------ THE DATA

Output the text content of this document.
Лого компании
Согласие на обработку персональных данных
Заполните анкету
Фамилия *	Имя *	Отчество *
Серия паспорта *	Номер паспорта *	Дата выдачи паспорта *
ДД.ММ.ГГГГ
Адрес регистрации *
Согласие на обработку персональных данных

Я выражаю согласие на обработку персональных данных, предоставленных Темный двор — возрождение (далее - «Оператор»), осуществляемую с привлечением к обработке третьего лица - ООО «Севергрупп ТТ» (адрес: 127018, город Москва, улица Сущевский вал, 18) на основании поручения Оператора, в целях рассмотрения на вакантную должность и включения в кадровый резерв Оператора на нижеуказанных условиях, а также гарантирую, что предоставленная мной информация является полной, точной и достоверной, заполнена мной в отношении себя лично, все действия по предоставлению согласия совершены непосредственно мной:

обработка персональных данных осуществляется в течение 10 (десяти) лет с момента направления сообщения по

------------

- _WHAT YOU SHOULD DO_: All the data must be duplicated exactly, with nothing added or removed.

- _REPLY TO THE EXERCISE_:
Output the text content of this document.
Лого компании
Согласие на обработку персональных данных
Заполните анкету
Фамилия *	Имя *	Отчество *
Серия паспорта *	Номер паспорта *	Дата выдачи паспорта *
ДД.ММ.ГГГГ
Адрес регистрации *
Согласие на обработку персональных данных

Я выражаю согласие на обработку персональных данных, предоставленных Темный двор — возрождение (далее - «Оператор»), осуществляемую с привлечением к обработке третьего лица - ООО «Севергрупп ТТ» (адрес: 127018, город Москва, улица Сущевский вал, 18) на основании поручения Оператора, в целях рассмотрения на вакантную должность и включения в кадровый резерв Оператора на нижеуказанных условиях, а также гарантирую, что предоставленная мной информация является полной, точной и достоверной, заполнена мной в отношении себя лично, все действия по предоставлению согласия совершены непосредственно мной:

обработка персональных данных осуществляется в течение 10 (десяти) лет с момента направления сообщения по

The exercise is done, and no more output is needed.